§ CONSEGNA: Per favore, ricopia senza modifiche il passo dell'estratto che comincia con "(ANSA) – TORINO, 26" e prosegue fino a "per l’Interscambio Scientifico).".

== ESTRATTO ==

(ANSA) – TORINO, 26 GIU – La ricercatrice Tina Eliassi-Rad,
di origini iraniane ma statunitense di adozione, professoressa
di Computer Science alla Northeastern University di Boston,
membro dell’Institute for Experiential AI e docente esterno
presso il Santa Fe Institute, è la vincitrice del Premio
Lagrange – Fondazione Crt, considerato il massimo riconoscimento
internazionale per la scienza dei sistemi complessi e dei dati,
istituito e finanziato dalla Fondazione Crt e coordinato dalla
Fondazione Isi (Istituto per l’Interscambio Scientifico).

===
== ESTRATTI DELLE VOCI ==

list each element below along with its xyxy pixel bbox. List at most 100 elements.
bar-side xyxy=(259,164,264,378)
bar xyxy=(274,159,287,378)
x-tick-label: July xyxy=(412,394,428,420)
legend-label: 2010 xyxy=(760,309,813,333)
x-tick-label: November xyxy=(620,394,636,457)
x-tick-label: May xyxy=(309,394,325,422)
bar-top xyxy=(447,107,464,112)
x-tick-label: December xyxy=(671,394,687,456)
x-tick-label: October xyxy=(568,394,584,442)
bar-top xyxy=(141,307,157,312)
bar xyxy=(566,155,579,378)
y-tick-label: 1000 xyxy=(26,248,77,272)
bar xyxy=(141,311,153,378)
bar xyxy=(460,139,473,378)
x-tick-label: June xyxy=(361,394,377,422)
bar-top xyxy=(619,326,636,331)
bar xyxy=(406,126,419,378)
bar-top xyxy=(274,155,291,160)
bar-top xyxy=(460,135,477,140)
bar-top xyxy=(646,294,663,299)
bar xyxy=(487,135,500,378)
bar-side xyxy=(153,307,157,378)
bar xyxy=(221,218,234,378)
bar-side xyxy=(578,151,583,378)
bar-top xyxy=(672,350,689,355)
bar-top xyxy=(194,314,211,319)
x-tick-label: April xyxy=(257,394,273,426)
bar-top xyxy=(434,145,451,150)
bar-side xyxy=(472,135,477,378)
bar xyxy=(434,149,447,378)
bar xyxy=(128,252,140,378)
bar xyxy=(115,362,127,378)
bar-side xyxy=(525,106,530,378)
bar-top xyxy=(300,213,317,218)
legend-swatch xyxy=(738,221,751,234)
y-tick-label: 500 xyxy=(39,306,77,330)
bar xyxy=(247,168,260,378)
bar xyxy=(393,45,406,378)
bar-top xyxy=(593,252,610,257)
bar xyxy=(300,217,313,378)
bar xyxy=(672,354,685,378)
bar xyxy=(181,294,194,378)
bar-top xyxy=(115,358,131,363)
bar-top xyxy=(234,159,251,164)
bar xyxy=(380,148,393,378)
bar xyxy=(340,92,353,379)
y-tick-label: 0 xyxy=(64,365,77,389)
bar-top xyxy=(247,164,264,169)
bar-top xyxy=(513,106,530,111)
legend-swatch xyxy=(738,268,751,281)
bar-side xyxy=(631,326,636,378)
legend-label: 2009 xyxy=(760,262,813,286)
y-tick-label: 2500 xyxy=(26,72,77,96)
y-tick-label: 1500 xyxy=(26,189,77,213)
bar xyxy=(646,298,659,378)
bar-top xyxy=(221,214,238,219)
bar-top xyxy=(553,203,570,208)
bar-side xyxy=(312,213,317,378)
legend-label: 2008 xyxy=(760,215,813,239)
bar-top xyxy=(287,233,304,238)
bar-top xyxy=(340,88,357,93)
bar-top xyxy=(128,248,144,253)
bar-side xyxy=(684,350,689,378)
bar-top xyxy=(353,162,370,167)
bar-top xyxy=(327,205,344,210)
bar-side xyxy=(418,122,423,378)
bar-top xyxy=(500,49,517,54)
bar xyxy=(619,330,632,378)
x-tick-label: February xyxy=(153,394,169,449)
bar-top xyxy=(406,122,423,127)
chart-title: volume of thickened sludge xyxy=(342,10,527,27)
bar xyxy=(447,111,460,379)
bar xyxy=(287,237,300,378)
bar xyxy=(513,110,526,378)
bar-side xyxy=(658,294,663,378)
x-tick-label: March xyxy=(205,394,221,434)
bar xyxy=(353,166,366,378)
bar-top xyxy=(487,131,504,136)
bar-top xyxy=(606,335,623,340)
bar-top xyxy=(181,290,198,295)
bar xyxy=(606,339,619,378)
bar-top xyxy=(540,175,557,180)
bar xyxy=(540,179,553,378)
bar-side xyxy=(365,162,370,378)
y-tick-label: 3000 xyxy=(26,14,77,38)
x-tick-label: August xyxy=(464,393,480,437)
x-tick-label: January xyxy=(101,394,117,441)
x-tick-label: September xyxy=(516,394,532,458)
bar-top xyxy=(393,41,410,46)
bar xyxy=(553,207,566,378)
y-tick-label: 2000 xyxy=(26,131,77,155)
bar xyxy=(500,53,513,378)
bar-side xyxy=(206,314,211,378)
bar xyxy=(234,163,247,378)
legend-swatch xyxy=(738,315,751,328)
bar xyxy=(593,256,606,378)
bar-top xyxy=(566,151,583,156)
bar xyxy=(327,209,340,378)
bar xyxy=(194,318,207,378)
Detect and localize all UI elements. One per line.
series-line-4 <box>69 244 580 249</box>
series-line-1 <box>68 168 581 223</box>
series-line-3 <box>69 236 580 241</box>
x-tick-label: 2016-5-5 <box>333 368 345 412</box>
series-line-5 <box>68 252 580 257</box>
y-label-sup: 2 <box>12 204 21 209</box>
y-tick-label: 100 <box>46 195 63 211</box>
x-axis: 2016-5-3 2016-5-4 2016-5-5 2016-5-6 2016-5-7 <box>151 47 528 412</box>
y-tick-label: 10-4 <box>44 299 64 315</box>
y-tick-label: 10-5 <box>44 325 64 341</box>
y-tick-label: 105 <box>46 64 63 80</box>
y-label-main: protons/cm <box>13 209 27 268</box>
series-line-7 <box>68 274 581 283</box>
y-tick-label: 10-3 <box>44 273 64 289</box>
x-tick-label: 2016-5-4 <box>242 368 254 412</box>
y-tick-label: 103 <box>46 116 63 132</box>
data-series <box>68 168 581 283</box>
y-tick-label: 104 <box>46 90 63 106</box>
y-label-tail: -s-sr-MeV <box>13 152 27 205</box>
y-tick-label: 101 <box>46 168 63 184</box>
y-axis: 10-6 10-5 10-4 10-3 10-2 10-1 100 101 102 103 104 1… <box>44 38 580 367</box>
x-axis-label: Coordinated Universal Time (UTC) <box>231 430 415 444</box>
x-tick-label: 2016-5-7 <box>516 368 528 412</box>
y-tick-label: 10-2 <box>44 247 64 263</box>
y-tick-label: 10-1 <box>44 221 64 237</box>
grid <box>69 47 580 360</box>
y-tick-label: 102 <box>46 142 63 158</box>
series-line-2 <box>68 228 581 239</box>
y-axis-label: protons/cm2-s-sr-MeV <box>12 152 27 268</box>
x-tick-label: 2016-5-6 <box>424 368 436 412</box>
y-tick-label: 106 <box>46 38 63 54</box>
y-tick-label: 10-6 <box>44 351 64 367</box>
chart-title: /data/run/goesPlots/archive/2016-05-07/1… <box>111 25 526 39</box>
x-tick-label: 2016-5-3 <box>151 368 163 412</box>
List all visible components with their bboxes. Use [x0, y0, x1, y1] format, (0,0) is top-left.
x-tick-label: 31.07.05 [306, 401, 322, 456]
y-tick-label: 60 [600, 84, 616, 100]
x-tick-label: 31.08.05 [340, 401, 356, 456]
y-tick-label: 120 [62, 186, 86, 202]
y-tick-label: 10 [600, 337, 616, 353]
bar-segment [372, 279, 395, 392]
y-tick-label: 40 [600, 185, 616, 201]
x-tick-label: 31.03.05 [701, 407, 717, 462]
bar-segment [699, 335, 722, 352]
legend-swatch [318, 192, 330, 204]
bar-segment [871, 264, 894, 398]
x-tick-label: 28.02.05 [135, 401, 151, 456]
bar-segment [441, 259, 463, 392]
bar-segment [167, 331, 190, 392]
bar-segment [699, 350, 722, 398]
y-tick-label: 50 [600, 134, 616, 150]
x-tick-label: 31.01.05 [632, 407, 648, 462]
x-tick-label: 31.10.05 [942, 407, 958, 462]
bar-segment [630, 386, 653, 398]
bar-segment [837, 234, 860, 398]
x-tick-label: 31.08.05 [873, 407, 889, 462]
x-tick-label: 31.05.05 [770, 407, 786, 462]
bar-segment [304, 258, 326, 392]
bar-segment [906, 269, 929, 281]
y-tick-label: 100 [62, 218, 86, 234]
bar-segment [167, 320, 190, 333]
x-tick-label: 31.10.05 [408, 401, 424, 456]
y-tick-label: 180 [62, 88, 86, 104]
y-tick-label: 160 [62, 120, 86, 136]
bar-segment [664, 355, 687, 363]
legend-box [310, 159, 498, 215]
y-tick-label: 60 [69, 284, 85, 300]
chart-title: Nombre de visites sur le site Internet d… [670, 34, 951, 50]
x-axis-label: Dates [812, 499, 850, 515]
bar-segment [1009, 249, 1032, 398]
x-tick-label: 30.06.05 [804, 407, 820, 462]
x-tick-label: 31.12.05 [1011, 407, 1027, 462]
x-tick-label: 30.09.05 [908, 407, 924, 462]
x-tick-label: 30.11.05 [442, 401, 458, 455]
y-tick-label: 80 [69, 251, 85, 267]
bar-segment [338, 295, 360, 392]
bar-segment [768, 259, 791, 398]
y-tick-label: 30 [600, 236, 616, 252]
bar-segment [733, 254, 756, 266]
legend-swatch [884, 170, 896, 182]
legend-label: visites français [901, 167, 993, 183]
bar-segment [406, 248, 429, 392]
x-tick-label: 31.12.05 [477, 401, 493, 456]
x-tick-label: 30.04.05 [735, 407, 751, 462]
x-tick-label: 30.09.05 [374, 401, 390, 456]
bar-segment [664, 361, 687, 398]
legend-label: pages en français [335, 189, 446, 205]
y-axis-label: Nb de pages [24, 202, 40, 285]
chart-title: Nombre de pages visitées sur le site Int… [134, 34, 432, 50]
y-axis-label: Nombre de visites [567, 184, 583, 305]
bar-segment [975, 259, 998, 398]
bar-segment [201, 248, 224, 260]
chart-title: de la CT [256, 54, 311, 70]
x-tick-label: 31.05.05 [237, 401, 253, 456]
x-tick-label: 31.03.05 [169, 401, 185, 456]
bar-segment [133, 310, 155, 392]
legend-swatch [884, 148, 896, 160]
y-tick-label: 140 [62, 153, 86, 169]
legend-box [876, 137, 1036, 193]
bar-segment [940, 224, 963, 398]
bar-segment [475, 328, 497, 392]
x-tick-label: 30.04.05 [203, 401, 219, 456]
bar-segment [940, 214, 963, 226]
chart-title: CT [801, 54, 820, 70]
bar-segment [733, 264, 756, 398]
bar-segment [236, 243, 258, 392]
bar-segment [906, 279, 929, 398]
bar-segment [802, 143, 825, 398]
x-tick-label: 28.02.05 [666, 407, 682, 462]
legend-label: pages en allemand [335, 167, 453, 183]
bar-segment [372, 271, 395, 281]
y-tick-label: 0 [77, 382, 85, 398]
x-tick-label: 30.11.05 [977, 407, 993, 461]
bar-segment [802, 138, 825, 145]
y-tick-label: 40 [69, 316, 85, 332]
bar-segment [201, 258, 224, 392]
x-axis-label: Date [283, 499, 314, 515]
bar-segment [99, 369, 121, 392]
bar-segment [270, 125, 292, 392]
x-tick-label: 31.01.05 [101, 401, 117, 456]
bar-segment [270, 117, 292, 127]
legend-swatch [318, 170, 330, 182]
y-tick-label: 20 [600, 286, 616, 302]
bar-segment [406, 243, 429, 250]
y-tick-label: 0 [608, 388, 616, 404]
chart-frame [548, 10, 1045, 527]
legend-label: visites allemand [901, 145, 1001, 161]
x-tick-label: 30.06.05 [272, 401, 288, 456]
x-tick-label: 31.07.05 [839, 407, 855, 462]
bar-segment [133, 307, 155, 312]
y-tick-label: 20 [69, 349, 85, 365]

===

§ SPAZIO RISPOSTA:
(ANSA) – TORINO, 26 GIU – La ricercatrice Tina Eliassi-Rad,
di origini iraniane ma statunitense di adozione, professoressa
di Computer Science alla Northeastern University di Boston,
membro dell’Institute for Experiential AI e docente esterno
presso il Santa Fe Institute, è la vincitrice del Premio
Lagrange – Fondazione Crt, considerato il massimo riconoscimento
internazionale per la scienza dei sistemi complessi e dei dati,
istituito e finanziato dalla Fondazione Crt e coordinato dalla
Fondazione Isi (Istituto per l’Interscambio Scientifico).